- INPUT DATA:
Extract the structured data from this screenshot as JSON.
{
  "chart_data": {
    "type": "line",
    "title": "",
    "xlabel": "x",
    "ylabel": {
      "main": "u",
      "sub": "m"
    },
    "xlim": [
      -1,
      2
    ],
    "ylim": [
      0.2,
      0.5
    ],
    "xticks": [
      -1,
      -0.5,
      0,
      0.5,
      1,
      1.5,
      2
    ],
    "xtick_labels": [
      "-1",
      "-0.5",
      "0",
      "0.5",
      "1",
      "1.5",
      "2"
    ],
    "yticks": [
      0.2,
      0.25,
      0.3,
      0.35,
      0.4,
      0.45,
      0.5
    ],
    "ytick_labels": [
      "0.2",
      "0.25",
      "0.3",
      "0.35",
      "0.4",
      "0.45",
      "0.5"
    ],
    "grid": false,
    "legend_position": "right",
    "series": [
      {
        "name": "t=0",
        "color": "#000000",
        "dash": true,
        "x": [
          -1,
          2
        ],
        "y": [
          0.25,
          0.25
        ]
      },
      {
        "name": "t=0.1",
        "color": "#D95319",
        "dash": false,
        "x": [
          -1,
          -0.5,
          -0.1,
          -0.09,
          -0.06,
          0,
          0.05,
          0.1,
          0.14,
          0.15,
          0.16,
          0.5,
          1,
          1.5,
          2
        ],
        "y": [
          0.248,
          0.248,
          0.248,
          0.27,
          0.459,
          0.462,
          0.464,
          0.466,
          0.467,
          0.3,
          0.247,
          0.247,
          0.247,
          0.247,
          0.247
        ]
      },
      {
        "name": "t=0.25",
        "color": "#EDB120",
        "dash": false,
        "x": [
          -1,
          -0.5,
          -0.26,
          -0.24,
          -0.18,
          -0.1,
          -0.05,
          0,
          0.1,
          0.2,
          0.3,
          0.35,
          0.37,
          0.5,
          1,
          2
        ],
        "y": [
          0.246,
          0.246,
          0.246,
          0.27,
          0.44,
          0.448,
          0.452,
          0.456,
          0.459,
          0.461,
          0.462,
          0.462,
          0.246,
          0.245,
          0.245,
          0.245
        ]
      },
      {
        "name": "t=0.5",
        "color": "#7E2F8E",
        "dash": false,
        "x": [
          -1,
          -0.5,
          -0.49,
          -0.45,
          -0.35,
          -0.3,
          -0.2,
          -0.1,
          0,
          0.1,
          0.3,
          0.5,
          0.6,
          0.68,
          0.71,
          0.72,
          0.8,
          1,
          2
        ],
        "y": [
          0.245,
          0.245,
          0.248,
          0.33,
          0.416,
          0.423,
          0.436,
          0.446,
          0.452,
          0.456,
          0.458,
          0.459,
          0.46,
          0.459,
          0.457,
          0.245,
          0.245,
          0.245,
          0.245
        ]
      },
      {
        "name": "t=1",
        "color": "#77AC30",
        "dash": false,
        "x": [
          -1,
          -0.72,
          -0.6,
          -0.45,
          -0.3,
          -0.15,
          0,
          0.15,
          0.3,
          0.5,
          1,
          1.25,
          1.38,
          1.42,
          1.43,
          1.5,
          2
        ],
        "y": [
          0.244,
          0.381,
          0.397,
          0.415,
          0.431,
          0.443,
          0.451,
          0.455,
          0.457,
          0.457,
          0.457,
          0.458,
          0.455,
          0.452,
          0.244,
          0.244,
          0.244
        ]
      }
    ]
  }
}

- WHAT THE EXERCISE ASKS: Look through the data and gather every line with the string "color" in it.

- COMPLETE RESPONSE:
        "color": "#000000",
        "color": "#D95319",
        "color": "#EDB120",
        "color": "#7E2F8E",
        "color": "#77AC30",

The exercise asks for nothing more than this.